_Set task:_
Check each line of the listing for the word "оболочка" and give only the number of lines that have it.

___ Exercise materials ___

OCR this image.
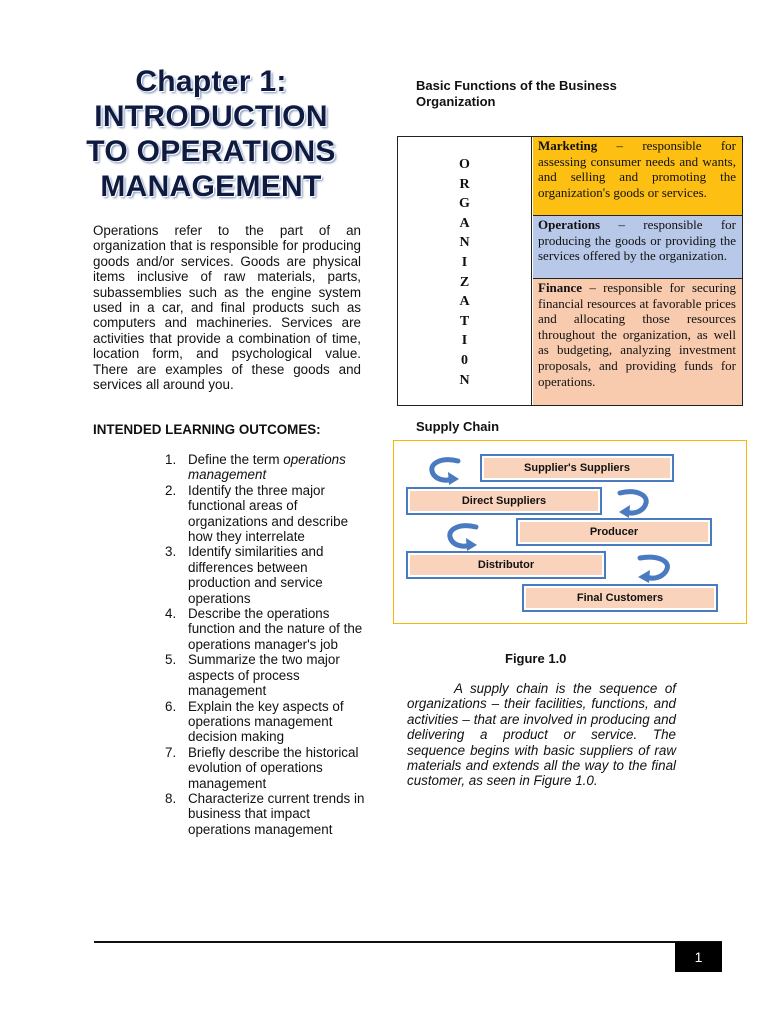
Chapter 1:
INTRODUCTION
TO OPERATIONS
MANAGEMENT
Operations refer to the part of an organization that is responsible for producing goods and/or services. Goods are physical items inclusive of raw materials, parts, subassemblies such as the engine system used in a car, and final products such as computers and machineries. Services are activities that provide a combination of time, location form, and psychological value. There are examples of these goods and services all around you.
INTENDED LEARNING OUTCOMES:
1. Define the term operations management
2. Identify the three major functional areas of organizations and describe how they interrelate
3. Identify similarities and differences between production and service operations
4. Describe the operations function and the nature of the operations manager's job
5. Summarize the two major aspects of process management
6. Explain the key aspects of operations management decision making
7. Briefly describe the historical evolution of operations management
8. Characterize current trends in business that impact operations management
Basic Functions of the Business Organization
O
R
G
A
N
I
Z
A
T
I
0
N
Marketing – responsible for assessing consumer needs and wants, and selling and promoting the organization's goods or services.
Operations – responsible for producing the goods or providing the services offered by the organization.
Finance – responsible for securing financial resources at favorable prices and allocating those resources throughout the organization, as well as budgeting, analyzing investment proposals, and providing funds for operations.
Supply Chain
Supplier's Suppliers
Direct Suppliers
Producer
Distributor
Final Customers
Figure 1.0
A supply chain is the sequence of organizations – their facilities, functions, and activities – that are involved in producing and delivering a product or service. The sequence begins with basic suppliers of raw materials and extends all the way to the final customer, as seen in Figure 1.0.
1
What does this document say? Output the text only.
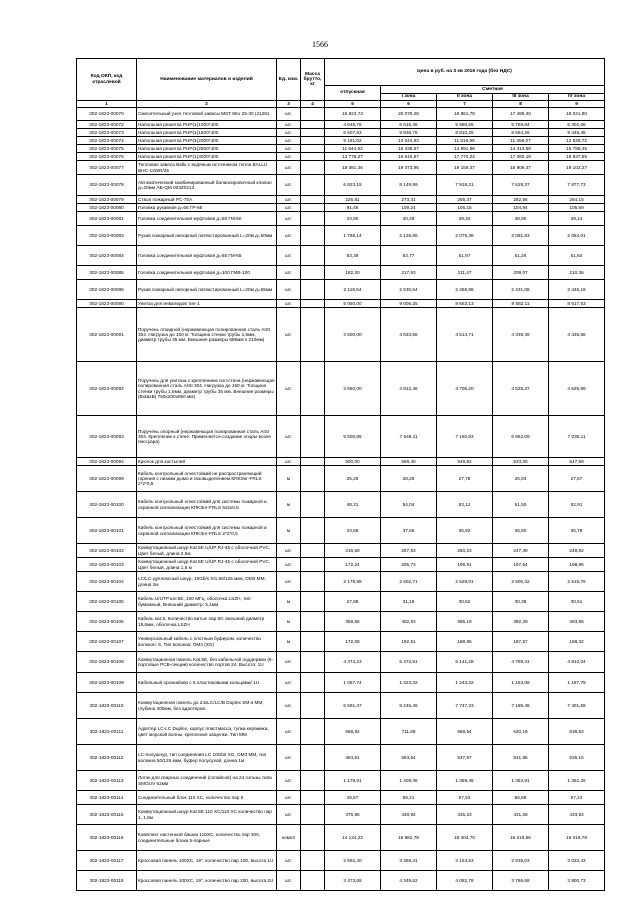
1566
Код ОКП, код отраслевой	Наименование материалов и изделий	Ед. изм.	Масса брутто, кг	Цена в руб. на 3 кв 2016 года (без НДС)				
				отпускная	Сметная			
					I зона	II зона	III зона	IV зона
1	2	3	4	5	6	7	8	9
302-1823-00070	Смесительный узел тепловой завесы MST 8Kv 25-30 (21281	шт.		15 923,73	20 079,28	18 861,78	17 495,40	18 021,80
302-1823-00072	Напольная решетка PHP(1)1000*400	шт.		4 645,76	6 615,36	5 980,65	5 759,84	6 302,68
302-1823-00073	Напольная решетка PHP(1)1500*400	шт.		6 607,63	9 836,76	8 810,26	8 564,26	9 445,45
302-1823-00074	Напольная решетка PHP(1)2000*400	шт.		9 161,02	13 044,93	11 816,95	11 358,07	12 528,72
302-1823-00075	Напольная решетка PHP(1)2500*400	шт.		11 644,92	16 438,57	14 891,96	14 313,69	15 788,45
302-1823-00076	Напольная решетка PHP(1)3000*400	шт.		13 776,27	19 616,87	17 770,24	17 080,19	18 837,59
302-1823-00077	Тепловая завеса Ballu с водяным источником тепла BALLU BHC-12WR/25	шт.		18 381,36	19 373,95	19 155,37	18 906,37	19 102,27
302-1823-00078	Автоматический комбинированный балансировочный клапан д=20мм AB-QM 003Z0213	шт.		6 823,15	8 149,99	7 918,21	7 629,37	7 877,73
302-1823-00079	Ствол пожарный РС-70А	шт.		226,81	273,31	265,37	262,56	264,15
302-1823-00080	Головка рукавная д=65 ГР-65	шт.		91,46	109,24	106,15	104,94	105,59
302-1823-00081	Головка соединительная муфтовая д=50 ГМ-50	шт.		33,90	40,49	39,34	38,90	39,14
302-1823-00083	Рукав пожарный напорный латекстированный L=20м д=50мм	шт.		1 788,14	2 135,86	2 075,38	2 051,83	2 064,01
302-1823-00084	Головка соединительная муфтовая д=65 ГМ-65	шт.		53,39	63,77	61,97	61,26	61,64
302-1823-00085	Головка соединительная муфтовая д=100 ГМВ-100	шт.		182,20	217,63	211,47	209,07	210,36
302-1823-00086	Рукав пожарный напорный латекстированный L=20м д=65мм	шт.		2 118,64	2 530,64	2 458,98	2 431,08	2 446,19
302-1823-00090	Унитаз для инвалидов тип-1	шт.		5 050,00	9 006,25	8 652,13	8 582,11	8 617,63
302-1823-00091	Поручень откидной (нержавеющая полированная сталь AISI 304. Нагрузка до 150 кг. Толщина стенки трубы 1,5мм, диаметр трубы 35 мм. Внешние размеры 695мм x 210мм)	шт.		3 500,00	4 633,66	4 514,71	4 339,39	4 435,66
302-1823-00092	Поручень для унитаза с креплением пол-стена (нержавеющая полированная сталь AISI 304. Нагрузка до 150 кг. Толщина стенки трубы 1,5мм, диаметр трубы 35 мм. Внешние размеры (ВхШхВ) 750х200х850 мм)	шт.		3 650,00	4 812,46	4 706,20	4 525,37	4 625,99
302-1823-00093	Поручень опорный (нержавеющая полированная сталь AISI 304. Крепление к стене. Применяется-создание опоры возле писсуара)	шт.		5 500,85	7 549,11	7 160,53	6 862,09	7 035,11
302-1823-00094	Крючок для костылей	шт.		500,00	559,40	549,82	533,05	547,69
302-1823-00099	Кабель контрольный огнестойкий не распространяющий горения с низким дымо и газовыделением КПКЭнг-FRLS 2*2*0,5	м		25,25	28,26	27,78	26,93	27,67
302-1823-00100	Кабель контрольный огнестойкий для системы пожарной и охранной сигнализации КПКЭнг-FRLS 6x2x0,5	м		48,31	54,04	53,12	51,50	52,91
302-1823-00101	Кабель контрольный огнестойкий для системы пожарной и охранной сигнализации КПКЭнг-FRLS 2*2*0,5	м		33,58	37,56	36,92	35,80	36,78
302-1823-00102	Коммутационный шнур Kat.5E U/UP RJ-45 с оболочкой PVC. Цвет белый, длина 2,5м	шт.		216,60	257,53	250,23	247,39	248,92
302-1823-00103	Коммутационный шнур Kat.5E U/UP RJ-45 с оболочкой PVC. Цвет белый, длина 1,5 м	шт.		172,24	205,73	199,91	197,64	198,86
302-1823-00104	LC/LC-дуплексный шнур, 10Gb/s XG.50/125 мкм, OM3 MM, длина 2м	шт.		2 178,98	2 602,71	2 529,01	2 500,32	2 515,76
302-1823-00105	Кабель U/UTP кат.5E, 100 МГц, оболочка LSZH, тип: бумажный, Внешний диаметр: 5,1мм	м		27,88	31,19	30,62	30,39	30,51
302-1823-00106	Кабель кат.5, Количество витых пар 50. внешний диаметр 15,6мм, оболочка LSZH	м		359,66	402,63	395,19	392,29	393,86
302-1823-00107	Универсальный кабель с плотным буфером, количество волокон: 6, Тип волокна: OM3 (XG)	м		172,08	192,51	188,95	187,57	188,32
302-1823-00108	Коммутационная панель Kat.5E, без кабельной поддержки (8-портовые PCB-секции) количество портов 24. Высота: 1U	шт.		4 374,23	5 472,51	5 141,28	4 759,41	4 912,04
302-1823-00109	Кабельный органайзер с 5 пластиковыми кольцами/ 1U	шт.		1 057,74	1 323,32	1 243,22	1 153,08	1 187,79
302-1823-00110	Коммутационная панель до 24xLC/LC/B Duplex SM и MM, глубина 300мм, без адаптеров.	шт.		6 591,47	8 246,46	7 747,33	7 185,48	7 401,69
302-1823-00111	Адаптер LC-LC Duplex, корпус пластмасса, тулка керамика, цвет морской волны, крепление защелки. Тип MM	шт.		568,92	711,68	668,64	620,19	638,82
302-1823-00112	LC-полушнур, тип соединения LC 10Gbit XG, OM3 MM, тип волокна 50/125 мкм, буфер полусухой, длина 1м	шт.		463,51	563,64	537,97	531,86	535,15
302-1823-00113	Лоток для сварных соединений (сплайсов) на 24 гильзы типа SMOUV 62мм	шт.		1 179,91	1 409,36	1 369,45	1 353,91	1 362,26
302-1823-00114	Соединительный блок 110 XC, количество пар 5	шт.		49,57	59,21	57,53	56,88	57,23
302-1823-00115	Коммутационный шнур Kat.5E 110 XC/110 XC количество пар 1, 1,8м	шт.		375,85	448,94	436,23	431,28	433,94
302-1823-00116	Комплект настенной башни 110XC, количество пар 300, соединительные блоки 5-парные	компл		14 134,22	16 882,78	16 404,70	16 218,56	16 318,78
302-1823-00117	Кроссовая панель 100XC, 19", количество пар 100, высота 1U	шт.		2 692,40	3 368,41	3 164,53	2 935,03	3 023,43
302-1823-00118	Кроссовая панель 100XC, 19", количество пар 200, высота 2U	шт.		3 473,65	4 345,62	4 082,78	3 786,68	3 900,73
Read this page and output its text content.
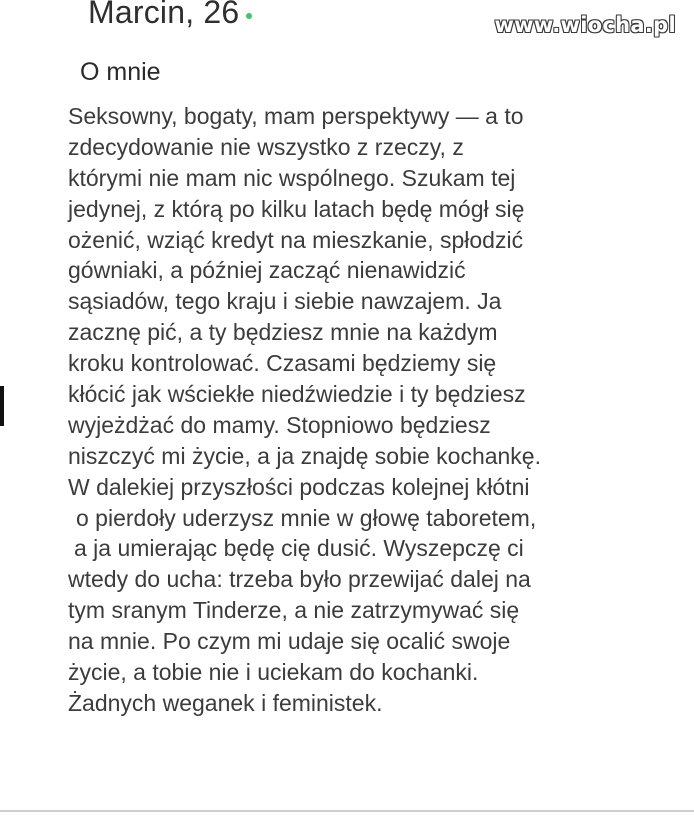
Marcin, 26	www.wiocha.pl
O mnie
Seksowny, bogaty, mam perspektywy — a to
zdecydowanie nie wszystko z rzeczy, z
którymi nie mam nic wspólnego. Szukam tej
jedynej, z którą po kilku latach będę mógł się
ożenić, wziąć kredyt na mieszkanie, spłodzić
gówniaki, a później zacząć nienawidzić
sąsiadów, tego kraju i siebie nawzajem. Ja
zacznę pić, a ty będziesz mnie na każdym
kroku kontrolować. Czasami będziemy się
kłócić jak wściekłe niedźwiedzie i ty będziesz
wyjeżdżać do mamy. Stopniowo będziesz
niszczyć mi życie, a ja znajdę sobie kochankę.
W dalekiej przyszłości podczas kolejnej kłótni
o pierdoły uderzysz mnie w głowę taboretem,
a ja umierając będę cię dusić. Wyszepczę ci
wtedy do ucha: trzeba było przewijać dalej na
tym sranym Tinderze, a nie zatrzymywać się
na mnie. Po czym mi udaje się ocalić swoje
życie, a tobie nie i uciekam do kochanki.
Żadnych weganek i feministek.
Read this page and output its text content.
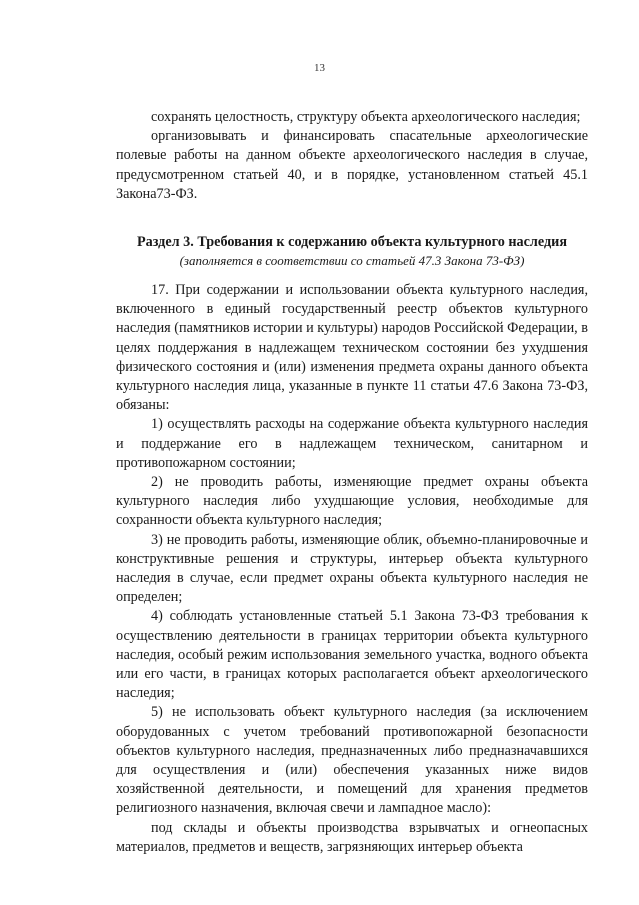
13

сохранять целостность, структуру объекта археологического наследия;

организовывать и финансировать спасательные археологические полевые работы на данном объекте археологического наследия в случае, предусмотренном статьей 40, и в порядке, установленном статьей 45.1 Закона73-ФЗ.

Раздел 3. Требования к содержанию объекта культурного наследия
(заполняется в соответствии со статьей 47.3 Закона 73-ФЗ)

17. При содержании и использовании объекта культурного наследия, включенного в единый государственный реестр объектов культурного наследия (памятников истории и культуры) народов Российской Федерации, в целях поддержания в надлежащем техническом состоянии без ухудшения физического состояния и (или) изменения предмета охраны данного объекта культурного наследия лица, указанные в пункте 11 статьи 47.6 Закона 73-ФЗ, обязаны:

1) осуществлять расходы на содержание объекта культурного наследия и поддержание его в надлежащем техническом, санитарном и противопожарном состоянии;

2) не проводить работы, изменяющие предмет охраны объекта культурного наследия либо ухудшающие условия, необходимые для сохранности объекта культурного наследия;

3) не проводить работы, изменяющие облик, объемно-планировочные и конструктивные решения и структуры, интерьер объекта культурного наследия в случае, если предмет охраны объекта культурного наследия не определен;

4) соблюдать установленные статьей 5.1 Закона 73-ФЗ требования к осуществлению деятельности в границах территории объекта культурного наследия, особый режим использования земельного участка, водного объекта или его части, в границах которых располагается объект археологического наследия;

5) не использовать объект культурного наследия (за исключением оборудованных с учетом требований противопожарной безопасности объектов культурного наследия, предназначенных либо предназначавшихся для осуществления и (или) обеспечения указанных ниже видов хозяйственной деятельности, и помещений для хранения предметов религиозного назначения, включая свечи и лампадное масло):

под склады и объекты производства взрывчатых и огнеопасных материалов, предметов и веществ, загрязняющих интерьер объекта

___

_Output for this task:_
2